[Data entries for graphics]
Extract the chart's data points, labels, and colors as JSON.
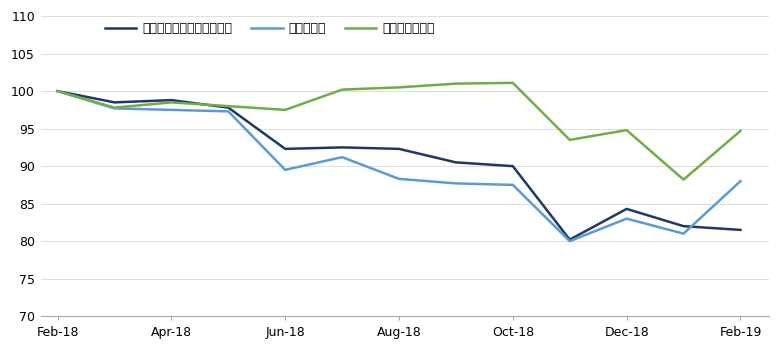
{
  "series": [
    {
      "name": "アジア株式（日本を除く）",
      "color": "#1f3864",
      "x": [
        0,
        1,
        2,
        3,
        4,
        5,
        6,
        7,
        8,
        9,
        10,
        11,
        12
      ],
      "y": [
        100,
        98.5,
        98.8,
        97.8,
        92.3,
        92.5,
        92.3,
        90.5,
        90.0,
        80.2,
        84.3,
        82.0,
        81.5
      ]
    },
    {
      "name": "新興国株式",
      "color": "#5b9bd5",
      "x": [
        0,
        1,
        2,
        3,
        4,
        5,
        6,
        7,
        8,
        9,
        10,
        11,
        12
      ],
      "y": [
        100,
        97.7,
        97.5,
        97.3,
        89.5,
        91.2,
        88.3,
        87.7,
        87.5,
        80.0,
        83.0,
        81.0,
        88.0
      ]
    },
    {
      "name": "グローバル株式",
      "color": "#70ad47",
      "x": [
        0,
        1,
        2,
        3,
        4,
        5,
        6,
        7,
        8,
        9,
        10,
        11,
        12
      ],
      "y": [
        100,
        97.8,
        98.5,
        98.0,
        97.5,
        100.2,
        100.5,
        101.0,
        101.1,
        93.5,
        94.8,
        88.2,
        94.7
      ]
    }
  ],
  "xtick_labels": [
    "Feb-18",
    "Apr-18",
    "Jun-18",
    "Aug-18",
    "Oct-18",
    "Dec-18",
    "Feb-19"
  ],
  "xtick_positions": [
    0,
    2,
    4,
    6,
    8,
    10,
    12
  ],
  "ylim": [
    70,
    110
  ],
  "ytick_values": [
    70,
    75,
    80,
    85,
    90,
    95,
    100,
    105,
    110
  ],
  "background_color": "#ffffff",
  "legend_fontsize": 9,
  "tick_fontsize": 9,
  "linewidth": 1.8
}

* * *

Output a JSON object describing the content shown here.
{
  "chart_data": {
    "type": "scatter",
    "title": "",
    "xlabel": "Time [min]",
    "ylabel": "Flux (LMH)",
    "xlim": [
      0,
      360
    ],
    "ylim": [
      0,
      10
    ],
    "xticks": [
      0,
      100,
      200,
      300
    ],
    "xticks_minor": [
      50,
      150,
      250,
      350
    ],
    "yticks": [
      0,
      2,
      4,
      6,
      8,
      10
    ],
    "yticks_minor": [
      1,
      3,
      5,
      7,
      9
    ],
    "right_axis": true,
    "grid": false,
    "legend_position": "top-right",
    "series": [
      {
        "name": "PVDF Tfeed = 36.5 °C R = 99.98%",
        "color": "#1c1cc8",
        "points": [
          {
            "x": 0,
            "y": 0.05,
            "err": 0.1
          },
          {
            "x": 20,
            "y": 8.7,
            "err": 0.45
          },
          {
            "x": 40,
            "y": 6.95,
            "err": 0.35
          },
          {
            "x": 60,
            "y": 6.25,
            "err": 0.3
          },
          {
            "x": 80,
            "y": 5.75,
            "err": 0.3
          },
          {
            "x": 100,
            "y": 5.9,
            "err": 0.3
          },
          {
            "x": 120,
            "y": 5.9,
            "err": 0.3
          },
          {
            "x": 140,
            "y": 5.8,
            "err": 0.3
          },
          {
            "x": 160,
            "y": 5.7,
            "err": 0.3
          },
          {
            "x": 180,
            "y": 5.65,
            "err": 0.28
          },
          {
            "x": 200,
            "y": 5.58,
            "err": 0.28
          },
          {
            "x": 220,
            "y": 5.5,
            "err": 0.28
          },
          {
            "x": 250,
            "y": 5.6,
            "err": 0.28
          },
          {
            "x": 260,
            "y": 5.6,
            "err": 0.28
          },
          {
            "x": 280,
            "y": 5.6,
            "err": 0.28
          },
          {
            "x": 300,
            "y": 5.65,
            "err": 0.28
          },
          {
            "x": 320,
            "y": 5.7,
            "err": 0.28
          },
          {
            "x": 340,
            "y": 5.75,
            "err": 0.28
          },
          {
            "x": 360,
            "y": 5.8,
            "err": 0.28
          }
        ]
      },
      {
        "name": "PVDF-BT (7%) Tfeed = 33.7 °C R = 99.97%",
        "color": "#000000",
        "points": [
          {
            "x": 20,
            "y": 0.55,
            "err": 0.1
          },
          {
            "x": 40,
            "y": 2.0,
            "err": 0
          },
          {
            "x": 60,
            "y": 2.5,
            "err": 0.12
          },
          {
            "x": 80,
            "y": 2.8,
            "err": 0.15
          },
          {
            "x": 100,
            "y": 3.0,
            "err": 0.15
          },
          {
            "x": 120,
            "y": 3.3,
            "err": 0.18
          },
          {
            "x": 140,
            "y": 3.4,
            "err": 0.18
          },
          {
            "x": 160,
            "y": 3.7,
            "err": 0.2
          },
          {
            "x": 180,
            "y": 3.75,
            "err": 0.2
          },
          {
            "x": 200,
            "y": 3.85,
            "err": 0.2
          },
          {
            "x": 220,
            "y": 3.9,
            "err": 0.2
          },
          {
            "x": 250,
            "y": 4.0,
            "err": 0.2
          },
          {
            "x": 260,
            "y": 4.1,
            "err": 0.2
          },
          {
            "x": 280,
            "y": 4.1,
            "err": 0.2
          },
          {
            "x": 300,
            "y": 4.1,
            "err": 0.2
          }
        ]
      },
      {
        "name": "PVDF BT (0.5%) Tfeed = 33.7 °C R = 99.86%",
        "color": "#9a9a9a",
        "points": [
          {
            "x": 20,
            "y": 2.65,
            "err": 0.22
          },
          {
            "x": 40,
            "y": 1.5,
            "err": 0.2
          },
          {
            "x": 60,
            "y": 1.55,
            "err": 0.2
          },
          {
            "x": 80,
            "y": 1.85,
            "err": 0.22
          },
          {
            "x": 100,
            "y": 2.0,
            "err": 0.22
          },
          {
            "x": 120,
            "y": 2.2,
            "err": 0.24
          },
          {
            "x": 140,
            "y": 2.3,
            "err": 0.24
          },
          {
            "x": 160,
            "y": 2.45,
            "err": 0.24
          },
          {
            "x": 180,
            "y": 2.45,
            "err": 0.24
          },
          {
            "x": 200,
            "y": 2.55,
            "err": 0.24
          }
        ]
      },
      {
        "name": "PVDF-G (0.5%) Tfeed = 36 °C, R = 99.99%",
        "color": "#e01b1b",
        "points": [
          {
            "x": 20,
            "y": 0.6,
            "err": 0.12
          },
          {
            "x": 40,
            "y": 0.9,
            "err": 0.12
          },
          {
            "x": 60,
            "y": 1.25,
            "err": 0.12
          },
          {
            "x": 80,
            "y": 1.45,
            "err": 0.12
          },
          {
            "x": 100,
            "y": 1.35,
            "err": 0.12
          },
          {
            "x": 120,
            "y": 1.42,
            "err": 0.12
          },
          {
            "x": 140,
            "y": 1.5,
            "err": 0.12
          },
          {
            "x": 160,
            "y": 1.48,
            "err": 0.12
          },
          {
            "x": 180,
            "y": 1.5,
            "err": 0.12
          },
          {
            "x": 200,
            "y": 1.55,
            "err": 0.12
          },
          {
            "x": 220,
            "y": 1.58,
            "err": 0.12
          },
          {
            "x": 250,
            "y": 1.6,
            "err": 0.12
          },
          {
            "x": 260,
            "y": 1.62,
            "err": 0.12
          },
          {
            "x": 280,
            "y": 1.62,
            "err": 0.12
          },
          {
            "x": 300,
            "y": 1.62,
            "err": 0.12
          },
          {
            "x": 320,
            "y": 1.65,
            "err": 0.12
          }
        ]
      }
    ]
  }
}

* * *

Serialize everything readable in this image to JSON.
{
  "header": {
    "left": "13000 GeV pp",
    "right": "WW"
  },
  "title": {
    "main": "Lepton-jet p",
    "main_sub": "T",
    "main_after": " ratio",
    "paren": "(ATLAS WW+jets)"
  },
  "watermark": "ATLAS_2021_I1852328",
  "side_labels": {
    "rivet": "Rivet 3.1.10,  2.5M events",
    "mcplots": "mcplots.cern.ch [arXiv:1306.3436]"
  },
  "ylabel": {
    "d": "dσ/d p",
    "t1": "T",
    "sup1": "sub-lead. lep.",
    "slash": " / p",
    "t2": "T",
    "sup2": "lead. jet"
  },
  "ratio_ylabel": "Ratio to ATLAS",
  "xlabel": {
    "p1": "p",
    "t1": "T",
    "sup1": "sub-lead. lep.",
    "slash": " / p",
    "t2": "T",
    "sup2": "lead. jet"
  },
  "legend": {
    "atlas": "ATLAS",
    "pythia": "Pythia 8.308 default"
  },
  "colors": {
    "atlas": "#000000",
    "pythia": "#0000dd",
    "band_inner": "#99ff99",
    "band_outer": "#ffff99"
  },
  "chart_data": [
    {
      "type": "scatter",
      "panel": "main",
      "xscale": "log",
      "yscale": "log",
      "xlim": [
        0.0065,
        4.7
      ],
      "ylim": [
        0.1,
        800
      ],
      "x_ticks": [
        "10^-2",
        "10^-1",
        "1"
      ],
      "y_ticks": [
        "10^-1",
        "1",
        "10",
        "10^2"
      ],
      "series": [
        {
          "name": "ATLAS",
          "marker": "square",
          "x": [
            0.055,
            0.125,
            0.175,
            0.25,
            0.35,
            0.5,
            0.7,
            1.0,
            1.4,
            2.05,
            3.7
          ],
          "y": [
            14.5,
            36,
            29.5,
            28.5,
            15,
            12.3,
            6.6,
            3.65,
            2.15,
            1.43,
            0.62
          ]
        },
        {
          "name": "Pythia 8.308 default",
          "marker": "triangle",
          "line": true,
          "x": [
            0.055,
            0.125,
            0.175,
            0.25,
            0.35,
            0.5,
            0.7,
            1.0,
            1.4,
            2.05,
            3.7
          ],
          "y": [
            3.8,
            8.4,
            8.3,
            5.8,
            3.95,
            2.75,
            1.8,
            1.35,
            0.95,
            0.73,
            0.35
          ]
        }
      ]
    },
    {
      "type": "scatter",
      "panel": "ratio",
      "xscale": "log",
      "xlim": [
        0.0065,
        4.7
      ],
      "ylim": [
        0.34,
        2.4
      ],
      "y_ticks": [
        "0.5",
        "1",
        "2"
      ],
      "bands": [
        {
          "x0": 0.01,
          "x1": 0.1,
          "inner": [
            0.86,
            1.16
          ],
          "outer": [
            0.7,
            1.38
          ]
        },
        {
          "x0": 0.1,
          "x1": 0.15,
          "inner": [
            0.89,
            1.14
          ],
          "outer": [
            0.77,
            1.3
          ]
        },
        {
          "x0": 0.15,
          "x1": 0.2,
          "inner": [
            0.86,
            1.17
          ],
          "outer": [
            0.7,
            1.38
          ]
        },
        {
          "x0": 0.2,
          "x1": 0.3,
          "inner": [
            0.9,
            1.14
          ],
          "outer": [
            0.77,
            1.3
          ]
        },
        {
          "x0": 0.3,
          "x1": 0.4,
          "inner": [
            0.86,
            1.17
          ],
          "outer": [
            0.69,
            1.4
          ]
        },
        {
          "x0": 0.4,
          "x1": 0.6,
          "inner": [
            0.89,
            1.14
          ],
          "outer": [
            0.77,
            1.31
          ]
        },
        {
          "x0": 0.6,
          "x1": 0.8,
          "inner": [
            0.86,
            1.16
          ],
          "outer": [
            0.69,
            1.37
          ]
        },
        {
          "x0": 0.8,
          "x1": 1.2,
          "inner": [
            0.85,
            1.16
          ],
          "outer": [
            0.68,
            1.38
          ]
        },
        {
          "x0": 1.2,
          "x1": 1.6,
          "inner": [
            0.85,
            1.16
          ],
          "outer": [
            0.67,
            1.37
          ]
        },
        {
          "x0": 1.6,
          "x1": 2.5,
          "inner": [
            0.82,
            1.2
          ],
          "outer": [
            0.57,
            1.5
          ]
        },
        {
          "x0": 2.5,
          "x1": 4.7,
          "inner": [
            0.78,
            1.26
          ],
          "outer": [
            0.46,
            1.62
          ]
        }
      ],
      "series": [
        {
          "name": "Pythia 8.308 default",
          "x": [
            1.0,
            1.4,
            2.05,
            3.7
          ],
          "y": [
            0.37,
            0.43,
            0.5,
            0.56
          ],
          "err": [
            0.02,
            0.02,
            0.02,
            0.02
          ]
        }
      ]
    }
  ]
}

TASK INSTRUCTIONS:
State how many lines hold the word "colors". The number is the whole answer.

OUTPUT FOR THIS EXERCISE:
2